▶ _Problem statement_
Set the data down again, exactly as it reads, but without the pictures.

--- begin Record excerpts ---

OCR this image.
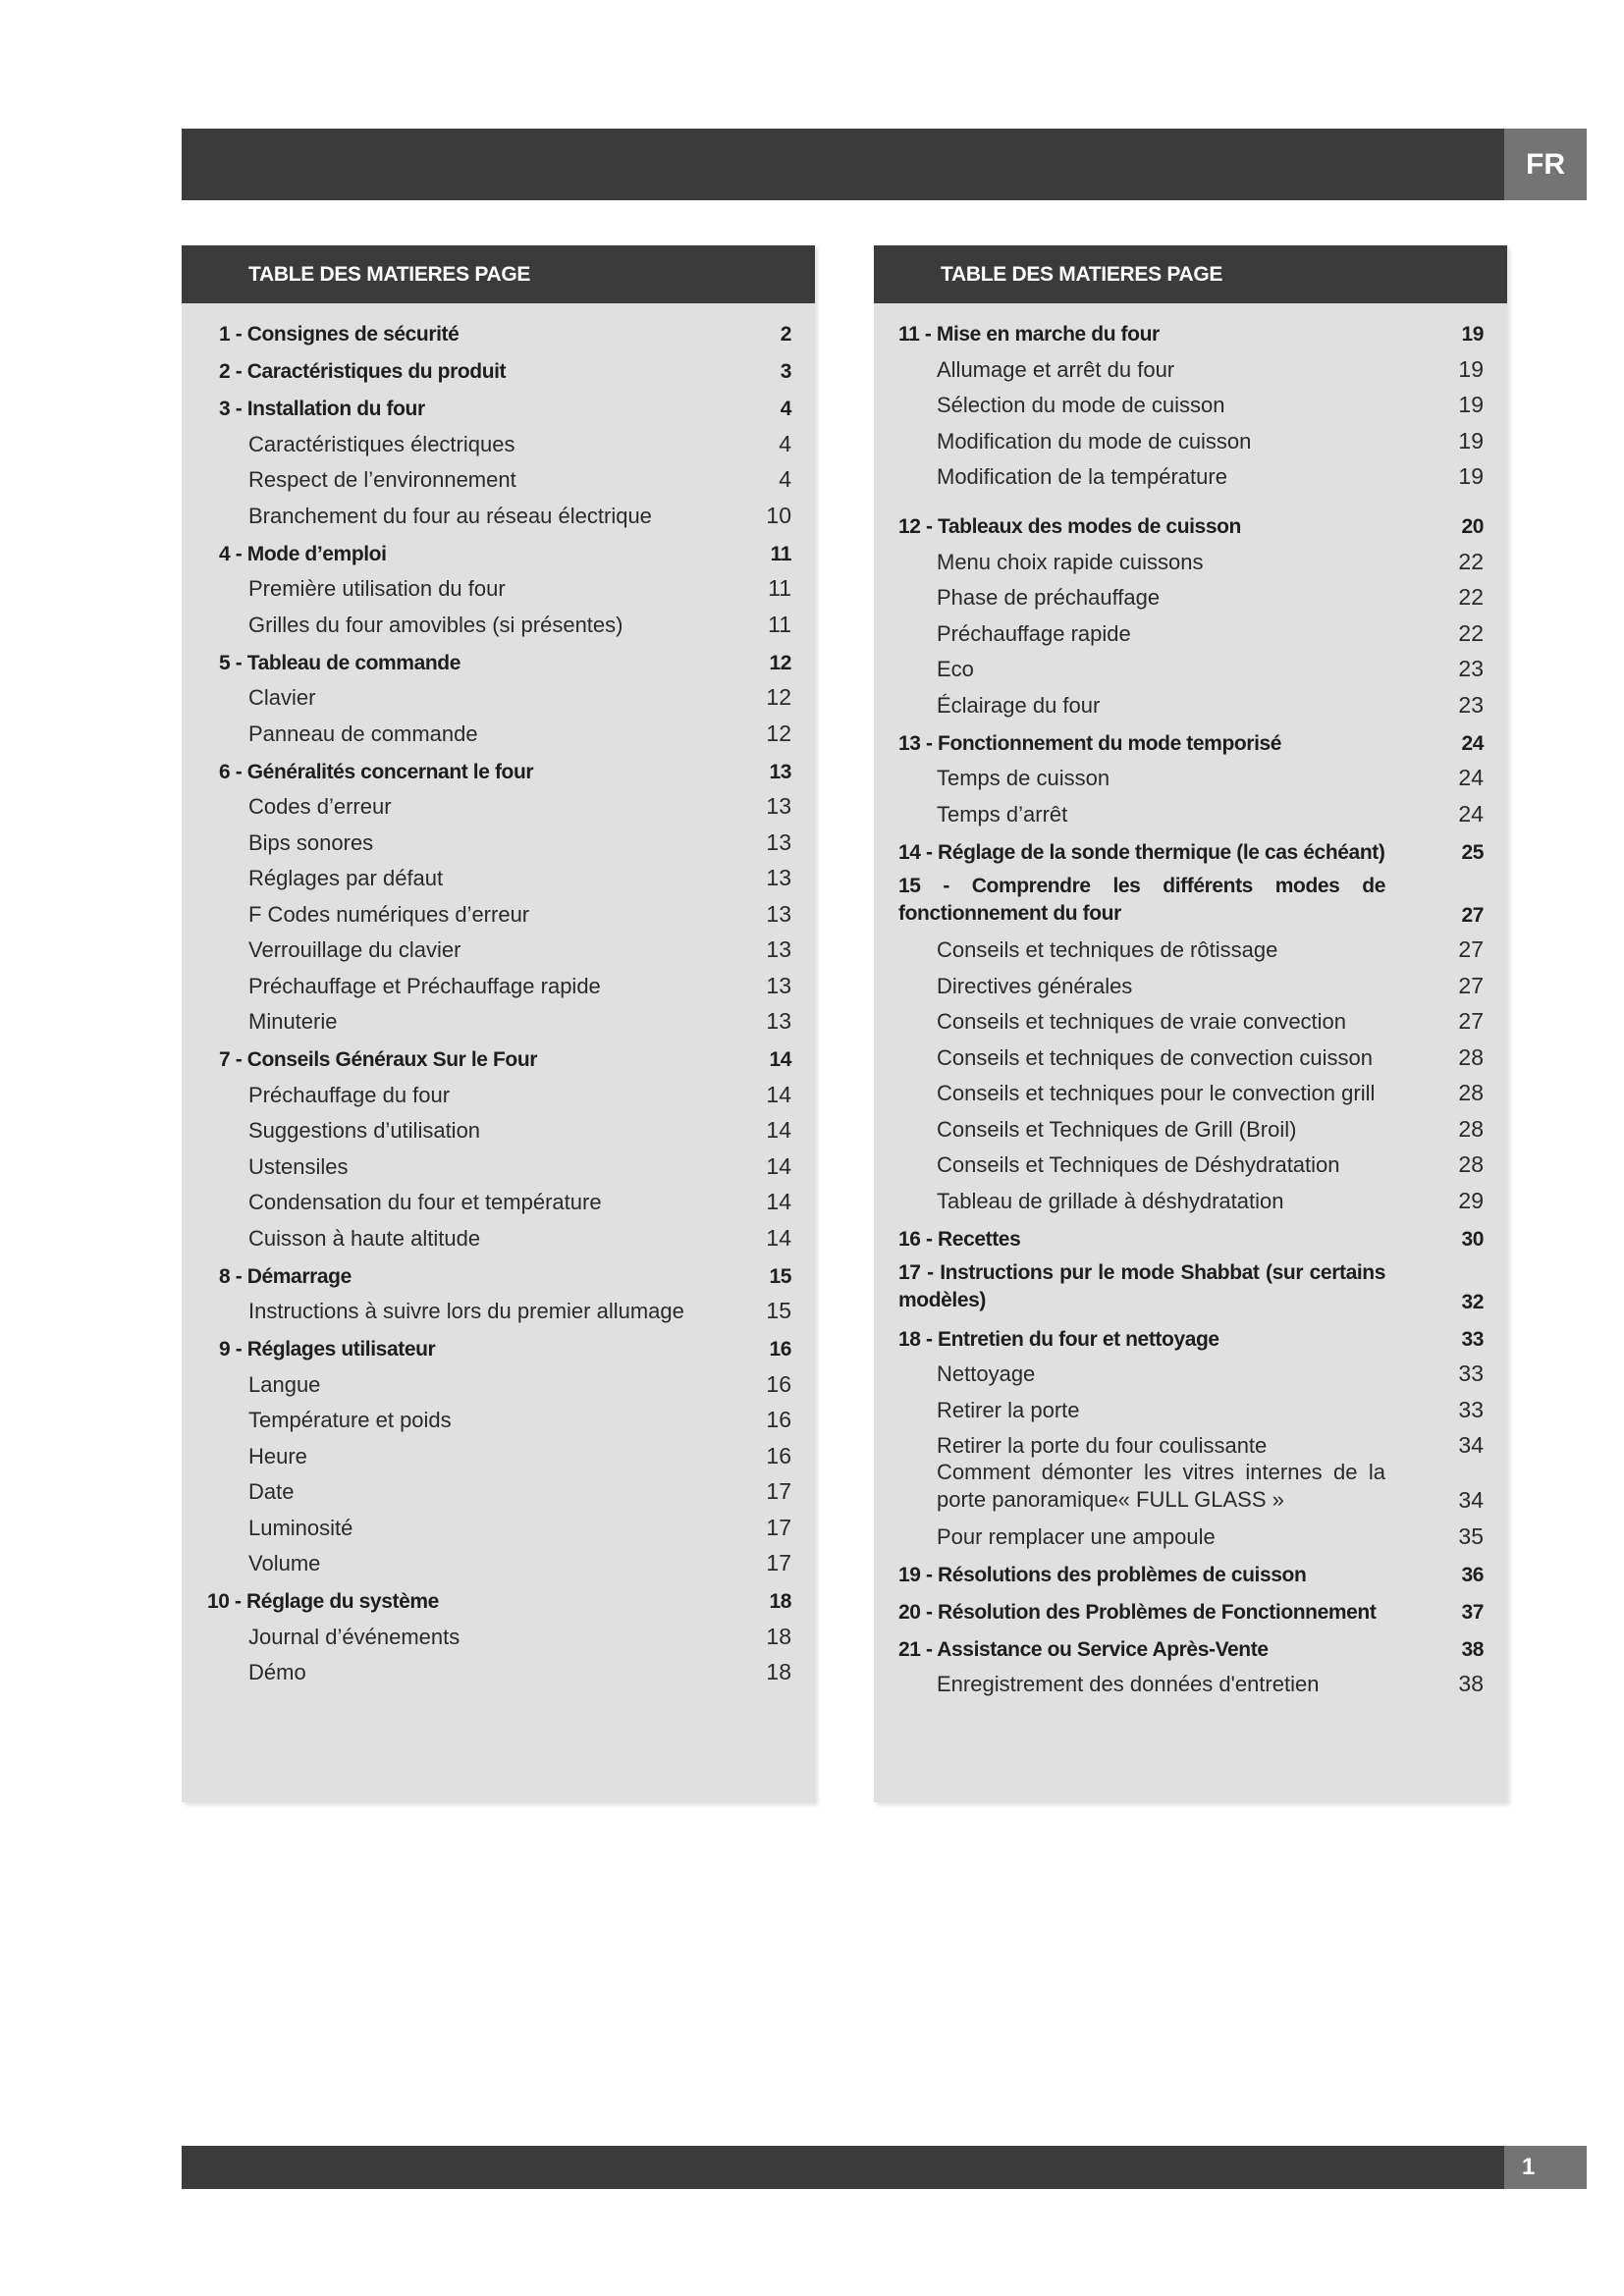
FR
TABLE DES MATIERES PAGE
1 - Consignes de sécurité	2
2 - Caractéristiques du produit	3
3 - Installation du four	4
Caractéristiques électriques	4
Respect de l’environnement	4
Branchement du four au réseau électrique	10
4 - Mode d’emploi	11
Première utilisation du four	11
Grilles du four amovibles (si présentes)	11
5 - Tableau de commande	12
Clavier	12
Panneau de commande	12
6 - Généralités concernant le four	13
Codes d’erreur	13
Bips sonores	13
Réglages par défaut	13
F Codes numériques d’erreur	13
Verrouillage du clavier	13
Préchauffage et Préchauffage rapide	13
Minuterie	13
7 - Conseils Généraux Sur le Four	14
Préchauffage du four	14
Suggestions d’utilisation	14
Ustensiles	14
Condensation du four et température	14
Cuisson à haute altitude	14
8 - Démarrage	15
Instructions à suivre lors du premier allumage	15
9 - Réglages utilisateur	16
Langue	16
Température et poids	16
Heure	16
Date	17
Luminosité	17
Volume	17
10 - Réglage du système	18
Journal d’événements	18
Démo	18
TABLE DES MATIERES PAGE
11 - Mise en marche du four	19
Allumage et arrêt du four	19
Sélection du mode de cuisson	19
Modification du mode de cuisson	19
Modification de la température	19
12 - Tableaux des modes de cuisson	20
Menu choix rapide cuissons	22
Phase de préchauffage	22
Préchauffage rapide	22
Eco	23
Éclairage du four	23
13 - Fonctionnement du mode temporisé	24
Temps de cuisson	24
Temps d’arrêt	24
14 - Réglage de la sonde thermique (le cas échéant)	25
15 - Comprendre les différents modes de fonctionnement du four	27
Conseils et techniques de rôtissage	27
Directives générales	27
Conseils et techniques de vraie convection	27
Conseils et techniques de convection cuisson	28
Conseils et techniques pour le convection grill	28
Conseils et Techniques de Grill (Broil)	28
Conseils et Techniques de Déshydratation	28
Tableau de grillade à déshydratation	29
16 - Recettes	30
17 - Instructions pur le mode Shabbat (sur certains modèles)	32
18 - Entretien du four et nettoyage	33
Nettoyage	33
Retirer la porte	33
Retirer la porte du four coulissante	34
Comment démonter les vitres internes de la porte panoramique« FULL GLASS »	34
Pour remplacer une ampoule	35
19 - Résolutions des problèmes de cuisson	36
20 - Résolution des Problèmes de Fonctionnement	37
21 - Assistance ou Service Après-Vente	38
Enregistrement des données d'entretien	38
1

--- end Record excerpts ---

▶ _Task solution_
OCR this image.
FR
TABLE DES MATIERES PAGE
1 - Consignes de sécurité	2
2 - Caractéristiques du produit	3
3 - Installation du four	4
Caractéristiques électriques	4
Respect de l’environnement	4
Branchement du four au réseau électrique	10
4 - Mode d’emploi	11
Première utilisation du four	11
Grilles du four amovibles (si présentes)	11
5 - Tableau de commande	12
Clavier	12
Panneau de commande	12
6 - Généralités concernant le four	13
Codes d’erreur	13
Bips sonores	13
Réglages par défaut	13
F Codes numériques d’erreur	13
Verrouillage du clavier	13
Préchauffage et Préchauffage rapide	13
Minuterie	13
7 - Conseils Généraux Sur le Four	14
Préchauffage du four	14
Suggestions d’utilisation	14
Ustensiles	14
Condensation du four et température	14
Cuisson à haute altitude	14
8 - Démarrage	15
Instructions à suivre lors du premier allumage	15
9 - Réglages utilisateur	16
Langue	16
Température et poids	16
Heure	16
Date	17
Luminosité	17
Volume	17
10 - Réglage du système	18
Journal d’événements	18
Démo	18
TABLE DES MATIERES PAGE
11 - Mise en marche du four	19
Allumage et arrêt du four	19
Sélection du mode de cuisson	19
Modification du mode de cuisson	19
Modification de la température	19
12 - Tableaux des modes de cuisson	20
Menu choix rapide cuissons	22
Phase de préchauffage	22
Préchauffage rapide	22
Eco	23
Éclairage du four	23
13 - Fonctionnement du mode temporisé	24
Temps de cuisson	24
Temps d’arrêt	24
14 - Réglage de la sonde thermique (le cas échéant)	25
15 - Comprendre les différents modes de fonctionnement du four	27
Conseils et techniques de rôtissage	27
Directives générales	27
Conseils et techniques de vraie convection	27
Conseils et techniques de convection cuisson	28
Conseils et techniques pour le convection grill	28
Conseils et Techniques de Grill (Broil)	28
Conseils et Techniques de Déshydratation	28
Tableau de grillade à déshydratation	29
16 - Recettes	30
17 - Instructions pur le mode Shabbat (sur certains modèles)	32
18 - Entretien du four et nettoyage	33
Nettoyage	33
Retirer la porte	33
Retirer la porte du four coulissante	34
Comment démonter les vitres internes de la porte panoramique« FULL GLASS »	34
Pour remplacer une ampoule	35
19 - Résolutions des problèmes de cuisson	36
20 - Résolution des Problèmes de Fonctionnement	37
21 - Assistance ou Service Après-Vente	38
Enregistrement des données d'entretien	38
1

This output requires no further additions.